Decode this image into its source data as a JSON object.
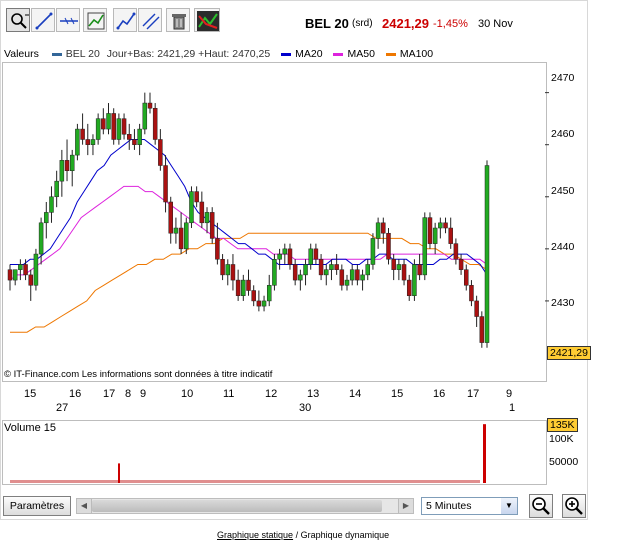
{
  "header": {
    "index_name": "BEL 20",
    "suffix": "(srd)",
    "price": "2421,29",
    "change": "-1,45%",
    "date": "30 Nov"
  },
  "toolbar": {
    "tools": [
      "zoom-icon",
      "trendline-icon",
      "horizontal-line-icon",
      "indicator-icon",
      "fibonacci-icon",
      "parallel-lines-icon",
      "trash-icon",
      "compare-icon"
    ]
  },
  "legend": {
    "label": "Valeurs",
    "series_name": "BEL 20",
    "series_desc": "Jour+Bas: 2421,29 +Haut: 2470,25",
    "ma20": "MA20",
    "ma50": "MA50",
    "ma100": "MA100"
  },
  "colors": {
    "series": "#336699",
    "ma20": "#0000cc",
    "ma50": "#dd22dd",
    "ma100": "#ee7700",
    "up": "#22aa22",
    "down": "#aa1111",
    "last_price_bg": "#ffcc33"
  },
  "chart": {
    "watermark": "© IT-Finance.com Les informations sont données à titre indicatif",
    "last_price_label": "2421,29",
    "yticks": [
      "2470",
      "2460",
      "2450",
      "2440",
      "2430"
    ],
    "xticks": [
      "15",
      "16",
      "17",
      "8",
      "9",
      "10",
      "11",
      "12",
      "13",
      "14",
      "15",
      "16",
      "17",
      "9"
    ],
    "x_groups": [
      "27",
      "30",
      "1"
    ]
  },
  "volume": {
    "label": "Volume 15",
    "current_label": "135K",
    "yticks": [
      "100K",
      "50000"
    ]
  },
  "controls": {
    "params_label": "Paramètres",
    "interval": "5 Minutes",
    "zoom_out": "zoom-out-icon",
    "zoom_in": "zoom-in-icon"
  },
  "footer": {
    "static_link": "Graphique statique",
    "separator": "/",
    "dynamic_link": "Graphique dynamique"
  },
  "chart_data": {
    "type": "candlestick",
    "ylim": [
      2420,
      2473
    ],
    "candles": [
      [
        2436,
        2437,
        2432,
        2434
      ],
      [
        2434,
        2436,
        2433,
        2436
      ],
      [
        2436,
        2438,
        2434,
        2437
      ],
      [
        2437,
        2438,
        2434,
        2435
      ],
      [
        2435,
        2436,
        2430,
        2433
      ],
      [
        2433,
        2440,
        2432,
        2439
      ],
      [
        2439,
        2446,
        2437,
        2445
      ],
      [
        2445,
        2449,
        2442,
        2447
      ],
      [
        2447,
        2452,
        2445,
        2450
      ],
      [
        2450,
        2455,
        2448,
        2453
      ],
      [
        2453,
        2459,
        2450,
        2457
      ],
      [
        2457,
        2461,
        2453,
        2455
      ],
      [
        2455,
        2459,
        2452,
        2458
      ],
      [
        2458,
        2464,
        2457,
        2463
      ],
      [
        2463,
        2466,
        2460,
        2461
      ],
      [
        2461,
        2464,
        2458,
        2460
      ],
      [
        2460,
        2462,
        2458,
        2461
      ],
      [
        2461,
        2466,
        2460,
        2465
      ],
      [
        2465,
        2467,
        2462,
        2463
      ],
      [
        2463,
        2468,
        2462,
        2466
      ],
      [
        2466,
        2467,
        2460,
        2461
      ],
      [
        2461,
        2466,
        2460,
        2465
      ],
      [
        2465,
        2466,
        2461,
        2462
      ],
      [
        2462,
        2464,
        2459,
        2461
      ],
      [
        2461,
        2463,
        2459,
        2460
      ],
      [
        2460,
        2464,
        2458,
        2463
      ],
      [
        2463,
        2470,
        2462,
        2468
      ],
      [
        2468,
        2470,
        2466,
        2467
      ],
      [
        2467,
        2468,
        2460,
        2461
      ],
      [
        2461,
        2463,
        2455,
        2456
      ],
      [
        2456,
        2458,
        2447,
        2449
      ],
      [
        2449,
        2450,
        2441,
        2443
      ],
      [
        2443,
        2446,
        2441,
        2444
      ],
      [
        2444,
        2447,
        2439,
        2440
      ],
      [
        2440,
        2446,
        2439,
        2445
      ],
      [
        2445,
        2452,
        2444,
        2451
      ],
      [
        2451,
        2452,
        2448,
        2449
      ],
      [
        2449,
        2451,
        2444,
        2445
      ],
      [
        2445,
        2448,
        2443,
        2447
      ],
      [
        2447,
        2448,
        2441,
        2442
      ],
      [
        2442,
        2445,
        2437,
        2438
      ],
      [
        2438,
        2439,
        2434,
        2435
      ],
      [
        2435,
        2438,
        2433,
        2437
      ],
      [
        2437,
        2439,
        2432,
        2434
      ],
      [
        2434,
        2436,
        2430,
        2431
      ],
      [
        2431,
        2435,
        2430,
        2434
      ],
      [
        2434,
        2436,
        2431,
        2432
      ],
      [
        2432,
        2433,
        2429,
        2430
      ],
      [
        2430,
        2432,
        2428,
        2429
      ],
      [
        2429,
        2431,
        2428,
        2430
      ],
      [
        2430,
        2435,
        2429,
        2433
      ],
      [
        2433,
        2439,
        2432,
        2438
      ],
      [
        2438,
        2440,
        2436,
        2439
      ],
      [
        2439,
        2441,
        2437,
        2440
      ],
      [
        2440,
        2441,
        2436,
        2437
      ],
      [
        2437,
        2438,
        2433,
        2434
      ],
      [
        2434,
        2436,
        2432,
        2435
      ],
      [
        2435,
        2438,
        2433,
        2437
      ],
      [
        2437,
        2441,
        2436,
        2440
      ],
      [
        2440,
        2441,
        2437,
        2438
      ],
      [
        2438,
        2439,
        2434,
        2435
      ],
      [
        2435,
        2437,
        2433,
        2436
      ],
      [
        2436,
        2438,
        2434,
        2437
      ],
      [
        2437,
        2439,
        2435,
        2436
      ],
      [
        2436,
        2437,
        2432,
        2433
      ],
      [
        2433,
        2435,
        2432,
        2434
      ],
      [
        2434,
        2437,
        2433,
        2436
      ],
      [
        2436,
        2437,
        2433,
        2434
      ],
      [
        2434,
        2436,
        2432,
        2435
      ],
      [
        2435,
        2438,
        2434,
        2437
      ],
      [
        2437,
        2443,
        2436,
        2442
      ],
      [
        2442,
        2446,
        2440,
        2445
      ],
      [
        2445,
        2446,
        2441,
        2443
      ],
      [
        2443,
        2444,
        2437,
        2438
      ],
      [
        2438,
        2439,
        2434,
        2436
      ],
      [
        2436,
        2438,
        2434,
        2437
      ],
      [
        2437,
        2438,
        2433,
        2434
      ],
      [
        2434,
        2435,
        2430,
        2431
      ],
      [
        2431,
        2438,
        2430,
        2437
      ],
      [
        2437,
        2439,
        2434,
        2435
      ],
      [
        2435,
        2447,
        2434,
        2446
      ],
      [
        2446,
        2447,
        2440,
        2441
      ],
      [
        2441,
        2445,
        2439,
        2444
      ],
      [
        2444,
        2446,
        2442,
        2445
      ],
      [
        2445,
        2446,
        2443,
        2444
      ],
      [
        2444,
        2446,
        2440,
        2441
      ],
      [
        2441,
        2442,
        2437,
        2438
      ],
      [
        2438,
        2439,
        2435,
        2436
      ],
      [
        2436,
        2437,
        2432,
        2433
      ],
      [
        2433,
        2434,
        2429,
        2430
      ],
      [
        2430,
        2431,
        2425,
        2427
      ],
      [
        2427,
        2428,
        2421,
        2422
      ],
      [
        2422,
        2457,
        2421,
        2456
      ]
    ],
    "ma20": [
      2437,
      2437,
      2437,
      2438,
      2438,
      2439,
      2440,
      2442,
      2444,
      2446,
      2449,
      2451,
      2453,
      2455,
      2456,
      2458,
      2459,
      2460,
      2461,
      2461,
      2461,
      2460,
      2459,
      2458,
      2456,
      2454,
      2452,
      2449,
      2447,
      2446,
      2445,
      2444,
      2443,
      2442,
      2441,
      2441,
      2440,
      2439,
      2439,
      2438,
      2437,
      2437,
      2437,
      2437,
      2437,
      2437,
      2437,
      2437,
      2438,
      2438,
      2438,
      2437,
      2437,
      2438,
      2438,
      2439,
      2439,
      2438,
      2438,
      2438,
      2437,
      2437,
      2437,
      2437,
      2438,
      2438,
      2439,
      2439,
      2439,
      2438,
      2437,
      2435
    ],
    "ma50": [
      2434,
      2435,
      2435,
      2436,
      2437,
      2438,
      2439,
      2440,
      2442,
      2444,
      2446,
      2447,
      2448,
      2449,
      2450,
      2451,
      2452,
      2452,
      2452,
      2451,
      2451,
      2450,
      2449,
      2448,
      2447,
      2446,
      2445,
      2444,
      2443,
      2442,
      2442,
      2441,
      2440,
      2440,
      2440,
      2440,
      2440,
      2439,
      2439,
      2439,
      2438,
      2438,
      2438,
      2438,
      2438,
      2438,
      2438,
      2438,
      2438,
      2438,
      2438,
      2438,
      2438,
      2439,
      2439,
      2439,
      2439,
      2439,
      2439,
      2439,
      2439,
      2439,
      2438,
      2438,
      2438,
      2438,
      2438,
      2437
    ],
    "ma100": [
      2424,
      2424,
      2424,
      2425,
      2425,
      2426,
      2427,
      2428,
      2429,
      2430,
      2432,
      2433,
      2434,
      2435,
      2436,
      2437,
      2437,
      2438,
      2438,
      2439,
      2439,
      2440,
      2440,
      2441,
      2441,
      2442,
      2442,
      2442,
      2443,
      2443,
      2443,
      2443,
      2443,
      2443,
      2443,
      2443,
      2443,
      2443,
      2443,
      2443,
      2443,
      2443,
      2443,
      2442,
      2442,
      2442,
      2442,
      2441,
      2441,
      2440,
      2440,
      2439,
      2439,
      2438,
      2437,
      2437,
      2436
    ],
    "volume": {
      "spike_left": 45,
      "spike_right": 135,
      "ylim": [
        0,
        140
      ]
    }
  }
}
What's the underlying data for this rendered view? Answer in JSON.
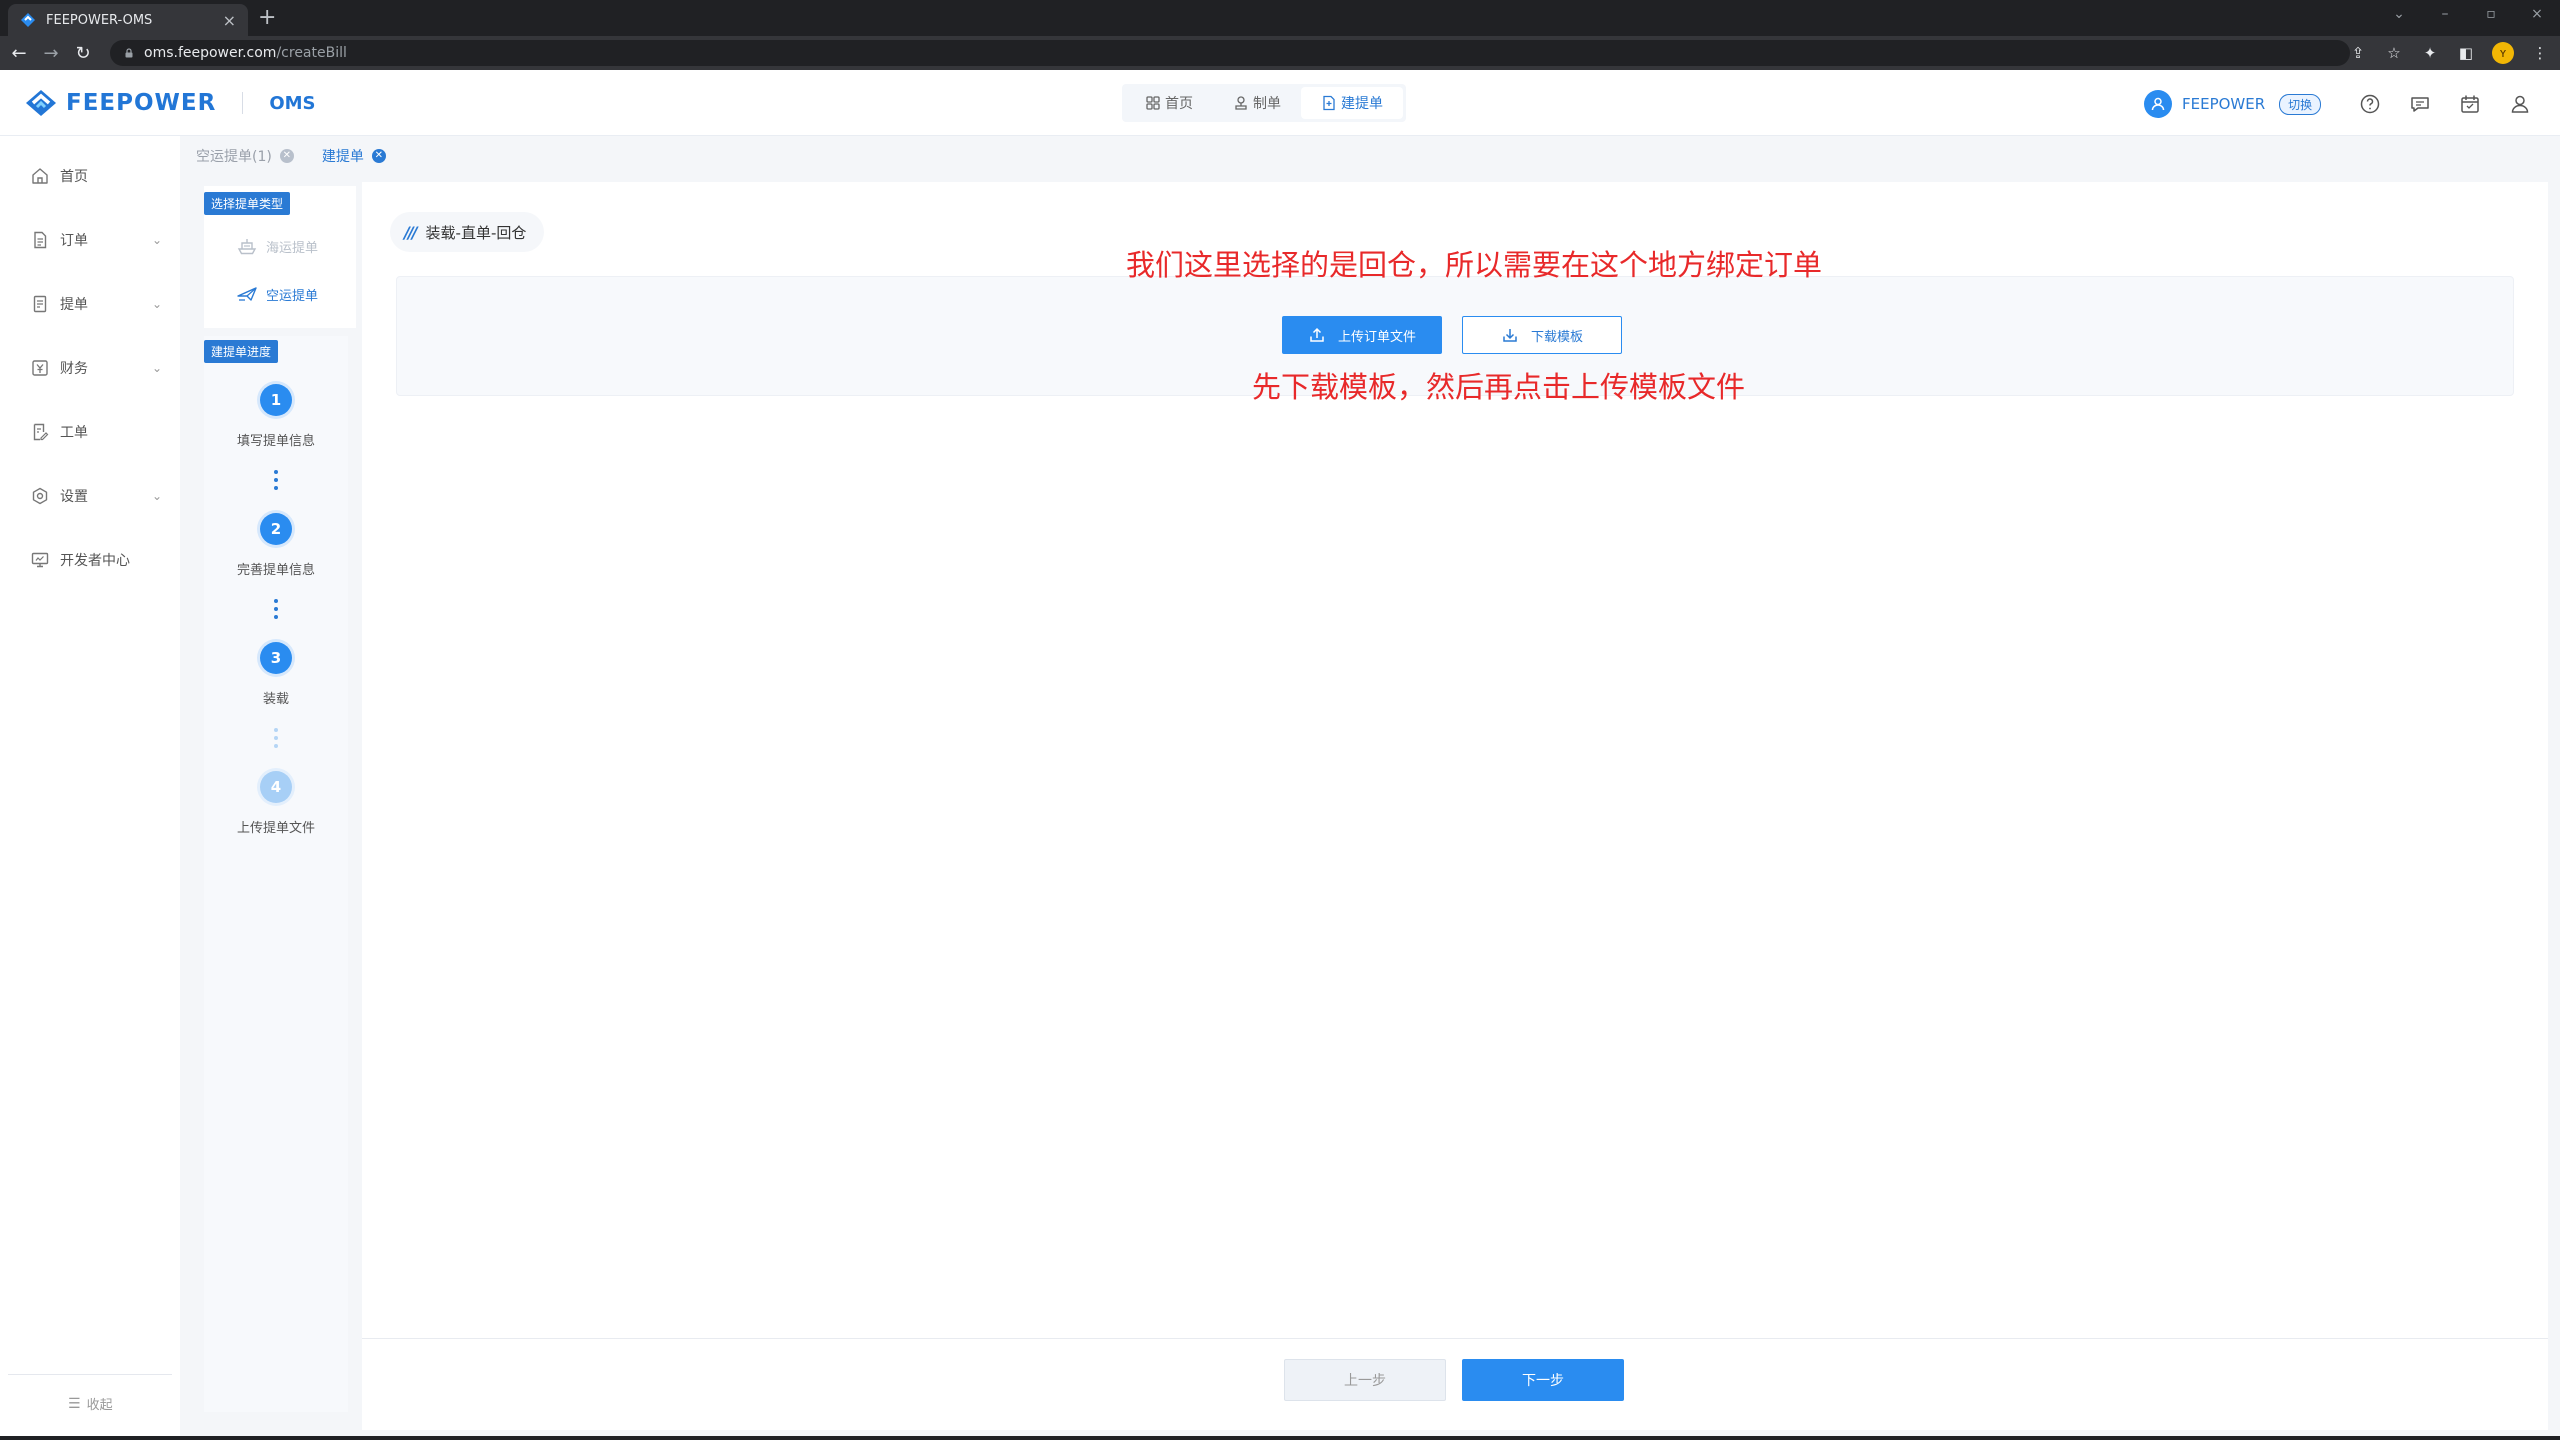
{
  "browser": {
    "tab_title": "FEEPOWER-OMS",
    "url_host": "oms.feepower.com",
    "url_path": "/createBill"
  },
  "header": {
    "brand": "FEEPOWER",
    "system": "OMS",
    "nav": [
      {
        "label": "首页",
        "icon": "grid-icon"
      },
      {
        "label": "制单",
        "icon": "stamp-icon"
      },
      {
        "label": "建提单",
        "icon": "doc-add-icon"
      }
    ],
    "user_name": "FEEPOWER",
    "switch_label": "切换",
    "accent": "#2a7ad4"
  },
  "sidebar": {
    "items": [
      {
        "label": "首页",
        "icon": "home-icon"
      },
      {
        "label": "订单",
        "icon": "order-icon"
      },
      {
        "label": "提单",
        "icon": "bill-icon"
      },
      {
        "label": "财务",
        "icon": "finance-icon"
      },
      {
        "label": "工单",
        "icon": "ticket-icon"
      },
      {
        "label": "设置",
        "icon": "settings-icon"
      },
      {
        "label": "开发者中心",
        "icon": "developer-icon"
      }
    ],
    "collapse_label": "收起"
  },
  "page_tabs": [
    {
      "label": "空运提单(1)"
    },
    {
      "label": "建提单"
    }
  ],
  "type_panel": {
    "title": "选择提单类型",
    "options": [
      {
        "label": "海运提单",
        "icon": "ship-icon"
      },
      {
        "label": "空运提单",
        "icon": "plane-icon"
      }
    ]
  },
  "progress": {
    "title": "建提单进度",
    "steps": [
      {
        "num": "1",
        "label": "填写提单信息"
      },
      {
        "num": "2",
        "label": "完善提单信息"
      },
      {
        "num": "3",
        "label": "装载"
      },
      {
        "num": "4",
        "label": "上传提单文件"
      }
    ]
  },
  "main": {
    "section_title": "装载-直单-回仓",
    "upload_label": "上传订单文件",
    "download_label": "下载模板",
    "note_top": "我们这里选择的是回仓，所以需要在这个地方绑定订单",
    "note_bottom": "先下载模板，然后再点击上传模板文件",
    "note_color": "#e8292a"
  },
  "footer": {
    "prev_label": "上一步",
    "next_label": "下一步"
  }
}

══════

Search the records for the word "zoom" and copy every line where it occurs.

      "zoom-icon",
    "zoom_out": "zoom-out-icon",
    "zoom_in": "zoom-in-icon"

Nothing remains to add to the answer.